Input data =>
=-=-=

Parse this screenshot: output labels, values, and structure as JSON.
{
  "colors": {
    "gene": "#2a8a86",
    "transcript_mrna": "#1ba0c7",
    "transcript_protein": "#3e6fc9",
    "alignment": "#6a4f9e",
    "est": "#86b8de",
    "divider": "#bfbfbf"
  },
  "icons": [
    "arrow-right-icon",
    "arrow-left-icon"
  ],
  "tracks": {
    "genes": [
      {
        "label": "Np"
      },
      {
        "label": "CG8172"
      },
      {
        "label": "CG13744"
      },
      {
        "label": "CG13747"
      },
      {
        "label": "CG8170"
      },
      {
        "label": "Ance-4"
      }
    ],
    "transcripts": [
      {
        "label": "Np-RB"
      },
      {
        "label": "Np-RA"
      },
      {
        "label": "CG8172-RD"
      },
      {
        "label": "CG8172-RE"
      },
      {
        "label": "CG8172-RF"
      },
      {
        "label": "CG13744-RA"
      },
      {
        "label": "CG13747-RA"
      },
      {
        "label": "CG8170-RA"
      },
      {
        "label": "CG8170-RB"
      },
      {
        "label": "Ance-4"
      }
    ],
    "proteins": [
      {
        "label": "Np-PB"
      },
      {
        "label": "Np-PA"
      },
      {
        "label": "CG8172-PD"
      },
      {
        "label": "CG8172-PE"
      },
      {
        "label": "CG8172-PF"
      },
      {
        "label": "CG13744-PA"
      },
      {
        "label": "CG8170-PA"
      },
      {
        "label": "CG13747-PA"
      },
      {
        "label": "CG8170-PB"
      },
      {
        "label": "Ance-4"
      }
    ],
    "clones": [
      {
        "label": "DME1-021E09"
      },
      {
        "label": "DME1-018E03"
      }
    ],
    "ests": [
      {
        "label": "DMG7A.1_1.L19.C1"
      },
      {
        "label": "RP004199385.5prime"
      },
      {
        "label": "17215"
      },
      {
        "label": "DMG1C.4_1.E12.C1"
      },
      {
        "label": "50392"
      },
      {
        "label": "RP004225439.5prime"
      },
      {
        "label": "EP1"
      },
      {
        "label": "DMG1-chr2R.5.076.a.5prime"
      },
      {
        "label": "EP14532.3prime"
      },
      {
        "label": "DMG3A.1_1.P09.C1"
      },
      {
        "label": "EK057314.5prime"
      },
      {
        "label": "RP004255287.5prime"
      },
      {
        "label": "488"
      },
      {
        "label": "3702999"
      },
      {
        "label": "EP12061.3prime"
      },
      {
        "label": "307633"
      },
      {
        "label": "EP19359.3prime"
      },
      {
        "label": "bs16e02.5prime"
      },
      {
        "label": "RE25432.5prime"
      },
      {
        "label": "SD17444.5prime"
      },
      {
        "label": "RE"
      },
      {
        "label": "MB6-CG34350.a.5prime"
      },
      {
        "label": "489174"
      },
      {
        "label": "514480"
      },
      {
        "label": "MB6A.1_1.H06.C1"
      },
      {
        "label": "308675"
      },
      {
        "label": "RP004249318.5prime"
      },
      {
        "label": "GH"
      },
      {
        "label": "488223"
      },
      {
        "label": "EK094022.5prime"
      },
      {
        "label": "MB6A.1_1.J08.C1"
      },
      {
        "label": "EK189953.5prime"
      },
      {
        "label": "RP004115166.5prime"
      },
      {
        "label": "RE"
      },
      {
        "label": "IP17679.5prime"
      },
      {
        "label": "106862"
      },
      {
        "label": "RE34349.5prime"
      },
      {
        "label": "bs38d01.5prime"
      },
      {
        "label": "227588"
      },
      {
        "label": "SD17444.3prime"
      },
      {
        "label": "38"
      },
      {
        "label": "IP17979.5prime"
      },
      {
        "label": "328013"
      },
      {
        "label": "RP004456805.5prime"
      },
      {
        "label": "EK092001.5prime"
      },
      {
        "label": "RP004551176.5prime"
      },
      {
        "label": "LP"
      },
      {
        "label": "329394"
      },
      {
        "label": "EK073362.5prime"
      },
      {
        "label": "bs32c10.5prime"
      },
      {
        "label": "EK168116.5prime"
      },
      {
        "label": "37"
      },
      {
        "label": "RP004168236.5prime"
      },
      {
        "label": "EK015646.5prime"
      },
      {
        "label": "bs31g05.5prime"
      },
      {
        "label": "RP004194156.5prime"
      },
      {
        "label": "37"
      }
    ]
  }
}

=-=-=

Exercise prompt =>
Set down the listing again, exactly.

Exercise solution =>
Parse this screenshot: output labels, values, and structure as JSON.
{
  "colors": {
    "gene": "#2a8a86",
    "transcript_mrna": "#1ba0c7",
    "transcript_protein": "#3e6fc9",
    "alignment": "#6a4f9e",
    "est": "#86b8de",
    "divider": "#bfbfbf"
  },
  "icons": [
    "arrow-right-icon",
    "arrow-left-icon"
  ],
  "tracks": {
    "genes": [
      {
        "label": "Np"
      },
      {
        "label": "CG8172"
      },
      {
        "label": "CG13744"
      },
      {
        "label": "CG13747"
      },
      {
        "label": "CG8170"
      },
      {
        "label": "Ance-4"
      }
    ],
    "transcripts": [
      {
        "label": "Np-RB"
      },
      {
        "label": "Np-RA"
      },
      {
        "label": "CG8172-RD"
      },
      {
        "label": "CG8172-RE"
      },
      {
        "label": "CG8172-RF"
      },
      {
        "label": "CG13744-RA"
      },
      {
        "label": "CG13747-RA"
      },
      {
        "label": "CG8170-RA"
      },
      {
        "label": "CG8170-RB"
      },
      {
        "label": "Ance-4"
      }
    ],
    "proteins": [
      {
        "label": "Np-PB"
      },
      {
        "label": "Np-PA"
      },
      {
        "label": "CG8172-PD"
      },
      {
        "label": "CG8172-PE"
      },
      {
        "label": "CG8172-PF"
      },
      {
        "label": "CG13744-PA"
      },
      {
        "label": "CG8170-PA"
      },
      {
        "label": "CG13747-PA"
      },
      {
        "label": "CG8170-PB"
      },
      {
        "label": "Ance-4"
      }
    ],
    "clones": [
      {
        "label": "DME1-021E09"
      },
      {
        "label": "DME1-018E03"
      }
    ],
    "ests": [
      {
        "label": "DMG7A.1_1.L19.C1"
      },
      {
        "label": "RP004199385.5prime"
      },
      {
        "label": "17215"
      },
      {
        "label": "DMG1C.4_1.E12.C1"
      },
      {
        "label": "50392"
      },
      {
        "label": "RP004225439.5prime"
      },
      {
        "label": "EP1"
      },
      {
        "label": "DMG1-chr2R.5.076.a.5prime"
      },
      {
        "label": "EP14532.3prime"
      },
      {
        "label": "DMG3A.1_1.P09.C1"
      },
      {
        "label": "EK057314.5prime"
      },
      {
        "label": "RP004255287.5prime"
      },
      {
        "label": "488"
      },
      {
        "label": "3702999"
      },
      {
        "label": "EP12061.3prime"
      },
      {
        "label": "307633"
      },
      {
        "label": "EP19359.3prime"
      },
      {
        "label": "bs16e02.5prime"
      },
      {
        "label": "RE25432.5prime"
      },
      {
        "label": "SD17444.5prime"
      },
      {
        "label": "RE"
      },
      {
        "label": "MB6-CG34350.a.5prime"
      },
      {
        "label": "489174"
      },
      {
        "label": "514480"
      },
      {
        "label": "MB6A.1_1.H06.C1"
      },
      {
        "label": "308675"
      },
      {
        "label": "RP004249318.5prime"
      },
      {
        "label": "GH"
      },
      {
        "label": "488223"
      },
      {
        "label": "EK094022.5prime"
      },
      {
        "label": "MB6A.1_1.J08.C1"
      },
      {
        "label": "EK189953.5prime"
      },
      {
        "label": "RP004115166.5prime"
      },
      {
        "label": "RE"
      },
      {
        "label": "IP17679.5prime"
      },
      {
        "label": "106862"
      },
      {
        "label": "RE34349.5prime"
      },
      {
        "label": "bs38d01.5prime"
      },
      {
        "label": "227588"
      },
      {
        "label": "SD17444.3prime"
      },
      {
        "label": "38"
      },
      {
        "label": "IP17979.5prime"
      },
      {
        "label": "328013"
      },
      {
        "label": "RP004456805.5prime"
      },
      {
        "label": "EK092001.5prime"
      },
      {
        "label": "RP004551176.5prime"
      },
      {
        "label": "LP"
      },
      {
        "label": "329394"
      },
      {
        "label": "EK073362.5prime"
      },
      {
        "label": "bs32c10.5prime"
      },
      {
        "label": "EK168116.5prime"
      },
      {
        "label": "37"
      },
      {
        "label": "RP004168236.5prime"
      },
      {
        "label": "EK015646.5prime"
      },
      {
        "label": "bs31g05.5prime"
      },
      {
        "label": "RP004194156.5prime"
      },
      {
        "label": "37"
      }
    ]
  }
}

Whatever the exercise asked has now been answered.